## Given passage
Film review by Jeremy Werner
Starring: Tye Sheridan, Logan Miller and Joey Miller
Directed By: Christopher B. Landon
Running Time: 93 minutes
Our Score: 2 out of 5 Stars
Among the four credited writers for “Scouts Guide to the Zombie Apocalypse”, one must have known what they were doing. One of those writers must have grown up watching movies like “Dead Alive” and “Return of the Living Dead” on late Saturday nights. For every hilarious scene “Scouts Guide to the Zombie Apocalypse” conjures up, there’s at least two or three that don’t even nip at the funny bone.
Ben (Sheridan), Carter (L. Miller), Augie (J. Miller) are the last of a dying bunch, the scouts. Ben and Carter realize that the scouts are the lowest part of the social totem pole at high school. They can’t even get an AV geek to join their ranks. Augie however, lives and dies by the scout code. Ben and Carter are only in it because they’re still friends with Augie and they know it means a lot to him. So Ben and Carter decide to humor Augie for one more overnight in the woods.

## Source material
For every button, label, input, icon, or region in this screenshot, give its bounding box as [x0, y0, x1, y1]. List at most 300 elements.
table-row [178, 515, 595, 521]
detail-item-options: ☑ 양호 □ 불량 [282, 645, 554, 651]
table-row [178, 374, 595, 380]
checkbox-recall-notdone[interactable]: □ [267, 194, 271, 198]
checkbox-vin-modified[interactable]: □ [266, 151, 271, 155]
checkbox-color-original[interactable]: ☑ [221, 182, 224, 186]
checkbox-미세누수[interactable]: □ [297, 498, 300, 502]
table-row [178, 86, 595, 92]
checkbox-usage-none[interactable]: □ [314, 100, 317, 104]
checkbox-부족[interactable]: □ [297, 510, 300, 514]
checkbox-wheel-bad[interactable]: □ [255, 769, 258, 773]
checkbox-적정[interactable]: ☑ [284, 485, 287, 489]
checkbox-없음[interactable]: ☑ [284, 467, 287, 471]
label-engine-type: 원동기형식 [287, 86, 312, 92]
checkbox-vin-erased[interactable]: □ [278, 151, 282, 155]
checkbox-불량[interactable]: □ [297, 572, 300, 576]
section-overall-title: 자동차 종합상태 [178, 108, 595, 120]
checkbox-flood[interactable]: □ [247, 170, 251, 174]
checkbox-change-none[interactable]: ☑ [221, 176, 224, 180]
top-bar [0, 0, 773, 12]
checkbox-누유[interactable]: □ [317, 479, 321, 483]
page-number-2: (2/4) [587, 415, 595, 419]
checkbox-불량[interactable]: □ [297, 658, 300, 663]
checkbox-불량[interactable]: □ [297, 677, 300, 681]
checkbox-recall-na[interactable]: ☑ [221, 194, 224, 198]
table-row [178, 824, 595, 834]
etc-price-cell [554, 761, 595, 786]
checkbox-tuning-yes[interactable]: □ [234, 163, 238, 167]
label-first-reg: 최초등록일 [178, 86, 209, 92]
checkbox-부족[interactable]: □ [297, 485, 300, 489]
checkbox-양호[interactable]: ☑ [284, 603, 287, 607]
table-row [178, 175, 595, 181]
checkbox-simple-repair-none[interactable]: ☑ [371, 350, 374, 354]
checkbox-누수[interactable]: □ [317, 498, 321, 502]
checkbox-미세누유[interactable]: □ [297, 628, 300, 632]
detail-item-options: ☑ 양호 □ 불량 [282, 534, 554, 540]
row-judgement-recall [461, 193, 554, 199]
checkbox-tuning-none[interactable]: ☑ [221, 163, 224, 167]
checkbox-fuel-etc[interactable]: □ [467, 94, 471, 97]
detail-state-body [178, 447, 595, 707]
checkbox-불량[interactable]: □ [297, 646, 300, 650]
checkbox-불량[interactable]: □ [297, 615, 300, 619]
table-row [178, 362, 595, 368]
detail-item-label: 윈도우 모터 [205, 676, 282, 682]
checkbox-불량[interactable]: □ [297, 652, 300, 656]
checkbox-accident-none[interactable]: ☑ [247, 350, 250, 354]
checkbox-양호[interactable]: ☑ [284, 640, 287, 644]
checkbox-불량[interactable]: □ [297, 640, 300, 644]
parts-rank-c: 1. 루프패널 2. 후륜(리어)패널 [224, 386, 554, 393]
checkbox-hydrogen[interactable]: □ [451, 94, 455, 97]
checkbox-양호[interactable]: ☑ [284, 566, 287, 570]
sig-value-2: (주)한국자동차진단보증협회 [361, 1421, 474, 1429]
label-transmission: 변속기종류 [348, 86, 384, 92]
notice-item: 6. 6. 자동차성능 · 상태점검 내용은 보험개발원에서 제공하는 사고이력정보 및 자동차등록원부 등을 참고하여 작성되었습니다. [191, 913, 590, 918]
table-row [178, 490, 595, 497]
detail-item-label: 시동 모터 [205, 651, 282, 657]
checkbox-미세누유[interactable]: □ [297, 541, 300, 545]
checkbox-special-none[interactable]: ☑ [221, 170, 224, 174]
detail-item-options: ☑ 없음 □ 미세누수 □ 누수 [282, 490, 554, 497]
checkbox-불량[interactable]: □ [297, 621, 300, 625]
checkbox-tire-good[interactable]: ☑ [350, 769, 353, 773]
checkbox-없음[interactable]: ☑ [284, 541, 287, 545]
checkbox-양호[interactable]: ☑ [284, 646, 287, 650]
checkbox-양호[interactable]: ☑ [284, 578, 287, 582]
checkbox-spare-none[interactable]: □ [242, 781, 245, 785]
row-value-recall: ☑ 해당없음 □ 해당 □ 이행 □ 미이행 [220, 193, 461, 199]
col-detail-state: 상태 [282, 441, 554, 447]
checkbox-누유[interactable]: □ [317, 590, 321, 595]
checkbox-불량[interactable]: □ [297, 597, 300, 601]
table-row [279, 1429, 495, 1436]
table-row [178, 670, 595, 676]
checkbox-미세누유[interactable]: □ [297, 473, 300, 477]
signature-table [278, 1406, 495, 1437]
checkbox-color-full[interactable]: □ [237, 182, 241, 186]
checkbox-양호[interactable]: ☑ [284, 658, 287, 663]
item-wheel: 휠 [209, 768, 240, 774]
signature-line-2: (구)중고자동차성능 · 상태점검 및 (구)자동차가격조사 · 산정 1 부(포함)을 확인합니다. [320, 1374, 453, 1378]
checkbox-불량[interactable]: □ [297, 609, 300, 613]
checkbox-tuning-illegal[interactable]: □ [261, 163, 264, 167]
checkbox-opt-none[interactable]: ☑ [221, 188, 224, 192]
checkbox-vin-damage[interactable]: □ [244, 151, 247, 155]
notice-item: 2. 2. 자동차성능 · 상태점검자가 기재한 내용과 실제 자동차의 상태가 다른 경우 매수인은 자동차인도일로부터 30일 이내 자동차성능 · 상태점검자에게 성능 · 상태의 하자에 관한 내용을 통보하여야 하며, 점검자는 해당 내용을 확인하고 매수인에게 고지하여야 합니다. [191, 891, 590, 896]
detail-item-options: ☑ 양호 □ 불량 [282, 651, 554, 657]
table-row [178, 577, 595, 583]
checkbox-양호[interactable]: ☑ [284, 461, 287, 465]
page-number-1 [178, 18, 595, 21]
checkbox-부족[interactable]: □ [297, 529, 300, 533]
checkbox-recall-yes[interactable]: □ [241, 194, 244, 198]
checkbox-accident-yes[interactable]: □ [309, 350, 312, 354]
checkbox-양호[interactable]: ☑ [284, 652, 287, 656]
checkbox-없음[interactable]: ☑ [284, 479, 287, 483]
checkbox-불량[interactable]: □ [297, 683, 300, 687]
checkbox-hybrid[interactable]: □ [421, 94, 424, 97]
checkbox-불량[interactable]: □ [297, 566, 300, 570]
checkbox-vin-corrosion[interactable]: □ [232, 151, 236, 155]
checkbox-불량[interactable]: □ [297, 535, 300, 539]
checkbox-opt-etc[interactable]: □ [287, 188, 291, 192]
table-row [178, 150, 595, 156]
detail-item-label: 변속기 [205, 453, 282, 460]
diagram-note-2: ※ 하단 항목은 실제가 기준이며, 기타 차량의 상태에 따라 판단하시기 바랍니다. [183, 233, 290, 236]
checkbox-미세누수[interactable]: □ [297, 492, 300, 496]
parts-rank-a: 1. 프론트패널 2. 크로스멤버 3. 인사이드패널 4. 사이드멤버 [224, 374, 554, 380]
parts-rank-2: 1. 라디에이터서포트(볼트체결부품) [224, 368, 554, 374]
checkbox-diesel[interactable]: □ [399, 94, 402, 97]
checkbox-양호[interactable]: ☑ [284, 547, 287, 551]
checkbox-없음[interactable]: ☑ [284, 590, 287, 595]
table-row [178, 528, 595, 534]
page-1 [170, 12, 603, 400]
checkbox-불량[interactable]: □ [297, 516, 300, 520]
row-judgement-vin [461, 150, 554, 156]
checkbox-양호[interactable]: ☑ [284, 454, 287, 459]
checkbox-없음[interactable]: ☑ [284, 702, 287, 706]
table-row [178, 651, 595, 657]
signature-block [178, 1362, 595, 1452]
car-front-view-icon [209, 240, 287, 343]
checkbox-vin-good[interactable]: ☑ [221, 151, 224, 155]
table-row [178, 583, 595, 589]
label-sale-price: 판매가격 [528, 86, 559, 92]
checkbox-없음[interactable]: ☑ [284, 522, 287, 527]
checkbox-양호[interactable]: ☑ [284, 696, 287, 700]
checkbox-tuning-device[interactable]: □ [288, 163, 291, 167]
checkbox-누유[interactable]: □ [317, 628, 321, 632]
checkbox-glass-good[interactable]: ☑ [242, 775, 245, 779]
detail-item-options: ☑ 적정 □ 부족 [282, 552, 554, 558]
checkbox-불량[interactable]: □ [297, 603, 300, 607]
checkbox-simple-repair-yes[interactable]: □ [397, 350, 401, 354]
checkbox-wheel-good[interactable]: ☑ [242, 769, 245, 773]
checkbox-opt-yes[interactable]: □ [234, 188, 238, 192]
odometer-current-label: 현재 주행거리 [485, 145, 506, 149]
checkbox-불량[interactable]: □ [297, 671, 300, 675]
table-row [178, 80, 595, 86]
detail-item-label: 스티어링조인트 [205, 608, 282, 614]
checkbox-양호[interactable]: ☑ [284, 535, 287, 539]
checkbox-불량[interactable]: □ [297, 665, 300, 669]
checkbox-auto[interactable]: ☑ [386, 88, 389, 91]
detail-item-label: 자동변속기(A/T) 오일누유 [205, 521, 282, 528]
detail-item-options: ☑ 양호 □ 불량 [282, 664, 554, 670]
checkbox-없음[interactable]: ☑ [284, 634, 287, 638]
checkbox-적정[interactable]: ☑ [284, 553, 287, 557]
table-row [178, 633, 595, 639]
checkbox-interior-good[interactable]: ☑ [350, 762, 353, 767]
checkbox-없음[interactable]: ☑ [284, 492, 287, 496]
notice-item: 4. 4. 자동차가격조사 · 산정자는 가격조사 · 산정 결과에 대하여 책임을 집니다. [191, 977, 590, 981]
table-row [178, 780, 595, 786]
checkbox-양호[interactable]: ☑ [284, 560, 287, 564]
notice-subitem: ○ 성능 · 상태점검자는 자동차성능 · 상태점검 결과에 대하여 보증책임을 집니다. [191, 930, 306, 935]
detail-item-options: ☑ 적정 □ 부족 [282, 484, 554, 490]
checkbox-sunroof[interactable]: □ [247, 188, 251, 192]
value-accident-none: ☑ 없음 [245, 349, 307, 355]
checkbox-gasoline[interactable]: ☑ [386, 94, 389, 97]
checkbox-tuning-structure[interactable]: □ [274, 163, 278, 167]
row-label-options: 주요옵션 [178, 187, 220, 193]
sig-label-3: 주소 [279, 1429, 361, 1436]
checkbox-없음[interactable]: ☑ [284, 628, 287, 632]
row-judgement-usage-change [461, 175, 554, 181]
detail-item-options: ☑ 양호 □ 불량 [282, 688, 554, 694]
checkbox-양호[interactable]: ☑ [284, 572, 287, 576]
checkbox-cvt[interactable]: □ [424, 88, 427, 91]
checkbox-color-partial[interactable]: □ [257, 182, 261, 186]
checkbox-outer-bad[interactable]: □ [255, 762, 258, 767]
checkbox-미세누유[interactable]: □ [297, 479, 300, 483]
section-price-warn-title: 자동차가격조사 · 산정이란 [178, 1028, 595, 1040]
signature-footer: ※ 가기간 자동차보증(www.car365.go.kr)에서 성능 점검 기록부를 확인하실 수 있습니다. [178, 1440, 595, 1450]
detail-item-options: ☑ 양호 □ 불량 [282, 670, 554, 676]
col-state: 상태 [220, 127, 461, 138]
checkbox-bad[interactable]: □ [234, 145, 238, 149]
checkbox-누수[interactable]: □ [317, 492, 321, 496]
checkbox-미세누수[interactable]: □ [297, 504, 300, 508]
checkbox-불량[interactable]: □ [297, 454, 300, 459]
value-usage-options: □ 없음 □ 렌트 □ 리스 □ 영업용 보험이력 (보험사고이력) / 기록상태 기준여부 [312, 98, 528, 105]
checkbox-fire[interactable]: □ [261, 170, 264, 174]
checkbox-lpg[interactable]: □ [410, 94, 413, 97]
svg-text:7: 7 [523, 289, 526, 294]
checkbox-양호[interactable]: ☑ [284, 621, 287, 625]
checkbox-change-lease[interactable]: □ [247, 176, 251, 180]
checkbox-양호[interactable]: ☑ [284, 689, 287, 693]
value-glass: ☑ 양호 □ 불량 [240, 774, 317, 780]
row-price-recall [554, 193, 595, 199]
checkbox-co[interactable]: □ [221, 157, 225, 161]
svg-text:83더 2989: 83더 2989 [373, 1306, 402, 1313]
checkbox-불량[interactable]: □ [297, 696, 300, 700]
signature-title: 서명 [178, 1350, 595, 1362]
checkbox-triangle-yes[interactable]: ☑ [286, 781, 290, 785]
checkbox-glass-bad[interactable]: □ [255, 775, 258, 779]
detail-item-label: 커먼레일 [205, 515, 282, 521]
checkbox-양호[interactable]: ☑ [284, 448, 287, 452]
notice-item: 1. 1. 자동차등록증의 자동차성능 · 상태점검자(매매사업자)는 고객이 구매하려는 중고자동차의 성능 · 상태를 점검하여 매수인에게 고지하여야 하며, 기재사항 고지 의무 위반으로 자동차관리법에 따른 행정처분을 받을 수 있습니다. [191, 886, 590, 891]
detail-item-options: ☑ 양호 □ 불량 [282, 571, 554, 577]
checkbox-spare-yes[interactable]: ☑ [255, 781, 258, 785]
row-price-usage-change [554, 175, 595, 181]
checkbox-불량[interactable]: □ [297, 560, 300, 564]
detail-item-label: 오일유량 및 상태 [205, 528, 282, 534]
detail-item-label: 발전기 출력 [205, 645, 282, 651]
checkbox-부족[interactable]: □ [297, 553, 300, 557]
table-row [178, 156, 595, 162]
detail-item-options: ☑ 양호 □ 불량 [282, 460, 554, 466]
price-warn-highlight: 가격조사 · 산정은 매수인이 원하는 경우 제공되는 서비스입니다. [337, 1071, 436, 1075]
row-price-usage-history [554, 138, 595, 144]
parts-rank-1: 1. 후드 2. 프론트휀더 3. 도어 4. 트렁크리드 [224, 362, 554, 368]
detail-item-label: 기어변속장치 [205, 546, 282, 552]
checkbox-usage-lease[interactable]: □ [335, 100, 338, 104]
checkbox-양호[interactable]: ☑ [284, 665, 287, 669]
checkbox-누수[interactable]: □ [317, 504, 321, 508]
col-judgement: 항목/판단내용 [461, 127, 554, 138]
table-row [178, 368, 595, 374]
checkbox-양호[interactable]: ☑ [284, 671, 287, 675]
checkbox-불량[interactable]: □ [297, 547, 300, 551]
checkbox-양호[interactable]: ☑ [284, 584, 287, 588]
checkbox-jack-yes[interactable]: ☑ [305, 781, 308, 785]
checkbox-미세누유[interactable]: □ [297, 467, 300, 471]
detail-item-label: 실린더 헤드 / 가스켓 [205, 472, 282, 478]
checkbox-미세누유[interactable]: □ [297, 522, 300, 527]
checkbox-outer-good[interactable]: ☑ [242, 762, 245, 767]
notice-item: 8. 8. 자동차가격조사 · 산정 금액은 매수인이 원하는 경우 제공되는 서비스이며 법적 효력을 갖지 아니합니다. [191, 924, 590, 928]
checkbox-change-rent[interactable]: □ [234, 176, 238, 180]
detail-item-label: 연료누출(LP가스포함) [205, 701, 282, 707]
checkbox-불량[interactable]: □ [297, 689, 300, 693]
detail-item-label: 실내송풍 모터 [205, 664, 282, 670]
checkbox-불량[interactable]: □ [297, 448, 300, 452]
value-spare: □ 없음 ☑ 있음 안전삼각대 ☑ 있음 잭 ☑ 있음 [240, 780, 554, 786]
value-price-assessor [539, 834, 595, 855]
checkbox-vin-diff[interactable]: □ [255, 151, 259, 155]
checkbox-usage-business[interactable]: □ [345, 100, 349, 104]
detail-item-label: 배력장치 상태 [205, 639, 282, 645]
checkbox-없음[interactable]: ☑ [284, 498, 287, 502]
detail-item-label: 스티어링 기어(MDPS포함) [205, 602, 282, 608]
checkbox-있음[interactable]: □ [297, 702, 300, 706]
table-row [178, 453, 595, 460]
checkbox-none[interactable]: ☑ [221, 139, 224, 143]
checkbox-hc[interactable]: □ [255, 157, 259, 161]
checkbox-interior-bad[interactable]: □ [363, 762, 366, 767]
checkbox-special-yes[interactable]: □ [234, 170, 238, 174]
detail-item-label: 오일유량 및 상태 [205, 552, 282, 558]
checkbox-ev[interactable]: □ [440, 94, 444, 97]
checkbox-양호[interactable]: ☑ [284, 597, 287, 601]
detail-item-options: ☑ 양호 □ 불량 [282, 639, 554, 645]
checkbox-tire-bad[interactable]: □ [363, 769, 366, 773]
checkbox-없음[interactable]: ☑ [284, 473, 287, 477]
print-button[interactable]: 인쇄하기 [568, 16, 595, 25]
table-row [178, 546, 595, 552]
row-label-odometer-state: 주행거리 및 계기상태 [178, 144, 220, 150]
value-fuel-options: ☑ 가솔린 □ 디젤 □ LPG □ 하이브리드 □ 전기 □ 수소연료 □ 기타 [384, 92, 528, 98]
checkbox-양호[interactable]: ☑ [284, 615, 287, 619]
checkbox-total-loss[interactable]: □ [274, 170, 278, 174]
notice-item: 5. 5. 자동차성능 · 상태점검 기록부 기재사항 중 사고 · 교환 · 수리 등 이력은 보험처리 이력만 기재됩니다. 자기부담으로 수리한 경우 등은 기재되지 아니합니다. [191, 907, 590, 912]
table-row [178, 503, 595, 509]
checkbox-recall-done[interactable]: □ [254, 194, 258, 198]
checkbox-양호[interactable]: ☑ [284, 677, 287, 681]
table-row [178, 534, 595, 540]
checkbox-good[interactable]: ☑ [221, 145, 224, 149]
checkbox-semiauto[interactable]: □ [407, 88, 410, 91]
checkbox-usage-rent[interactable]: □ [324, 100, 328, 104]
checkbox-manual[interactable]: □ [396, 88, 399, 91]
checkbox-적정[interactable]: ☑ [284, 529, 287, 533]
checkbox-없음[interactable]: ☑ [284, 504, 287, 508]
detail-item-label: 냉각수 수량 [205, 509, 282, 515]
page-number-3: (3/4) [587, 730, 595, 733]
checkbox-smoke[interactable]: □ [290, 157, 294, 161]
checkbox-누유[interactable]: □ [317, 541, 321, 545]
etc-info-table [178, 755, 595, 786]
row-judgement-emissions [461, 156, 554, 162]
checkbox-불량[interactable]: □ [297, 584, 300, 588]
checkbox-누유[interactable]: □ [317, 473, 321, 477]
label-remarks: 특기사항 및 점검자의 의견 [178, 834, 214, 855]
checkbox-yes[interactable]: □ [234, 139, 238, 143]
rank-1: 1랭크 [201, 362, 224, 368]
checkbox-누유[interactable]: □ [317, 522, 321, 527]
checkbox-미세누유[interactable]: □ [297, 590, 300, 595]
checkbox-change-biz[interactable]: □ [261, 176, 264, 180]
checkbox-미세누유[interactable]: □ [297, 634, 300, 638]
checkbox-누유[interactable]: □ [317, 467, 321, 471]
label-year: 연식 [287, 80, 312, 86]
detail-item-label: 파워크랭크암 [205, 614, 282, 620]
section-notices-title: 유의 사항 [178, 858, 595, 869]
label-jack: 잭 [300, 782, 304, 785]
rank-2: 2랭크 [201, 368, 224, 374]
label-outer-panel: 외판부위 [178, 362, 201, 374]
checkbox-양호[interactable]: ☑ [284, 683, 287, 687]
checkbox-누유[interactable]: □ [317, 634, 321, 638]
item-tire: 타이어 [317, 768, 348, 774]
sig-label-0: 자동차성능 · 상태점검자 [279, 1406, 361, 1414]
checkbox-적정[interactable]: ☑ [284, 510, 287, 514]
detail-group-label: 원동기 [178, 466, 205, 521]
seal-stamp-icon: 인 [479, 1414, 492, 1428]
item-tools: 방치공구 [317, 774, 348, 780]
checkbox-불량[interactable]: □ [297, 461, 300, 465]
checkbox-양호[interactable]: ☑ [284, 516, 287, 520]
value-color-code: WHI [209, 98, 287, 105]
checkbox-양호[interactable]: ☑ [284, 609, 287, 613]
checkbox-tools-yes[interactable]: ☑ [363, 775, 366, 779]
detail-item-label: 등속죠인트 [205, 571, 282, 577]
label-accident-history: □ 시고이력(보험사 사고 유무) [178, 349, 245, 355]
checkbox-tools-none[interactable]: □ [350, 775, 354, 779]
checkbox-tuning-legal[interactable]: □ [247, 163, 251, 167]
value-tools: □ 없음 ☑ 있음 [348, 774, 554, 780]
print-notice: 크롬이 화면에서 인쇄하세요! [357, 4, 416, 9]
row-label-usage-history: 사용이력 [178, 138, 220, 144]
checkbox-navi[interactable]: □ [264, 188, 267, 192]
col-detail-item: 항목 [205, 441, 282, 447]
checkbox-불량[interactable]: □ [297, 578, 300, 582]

## Work instructions
1. What running time does the film review list for the movie?
2. Rewrite the part of the film review that opens with the words containing "Film review by" and closes with "the funny bone.", replacing "writers" with "screenwriters".

## Answers per task
1. 93 minutes

2.
Film review by Jeremy Werner
Starring: Tye Sheridan, Logan Miller and Joey Miller
Directed By: Christopher B. Landon
Running Time: 93 minutes
Our Score: 2 out of 5 Stars
Among the four credited screenwriters for “Scouts Guide to the Zombie Apocalypse”, one must have known what they were doing. One of those screenwriters must have grown up watching movies like “Dead Alive” and “Return of the Living Dead” on late Saturday nights. For every hilarious scene “Scouts Guide to the Zombie Apocalypse” conjures up, there’s at least two or three that don’t even nip at the funny bone.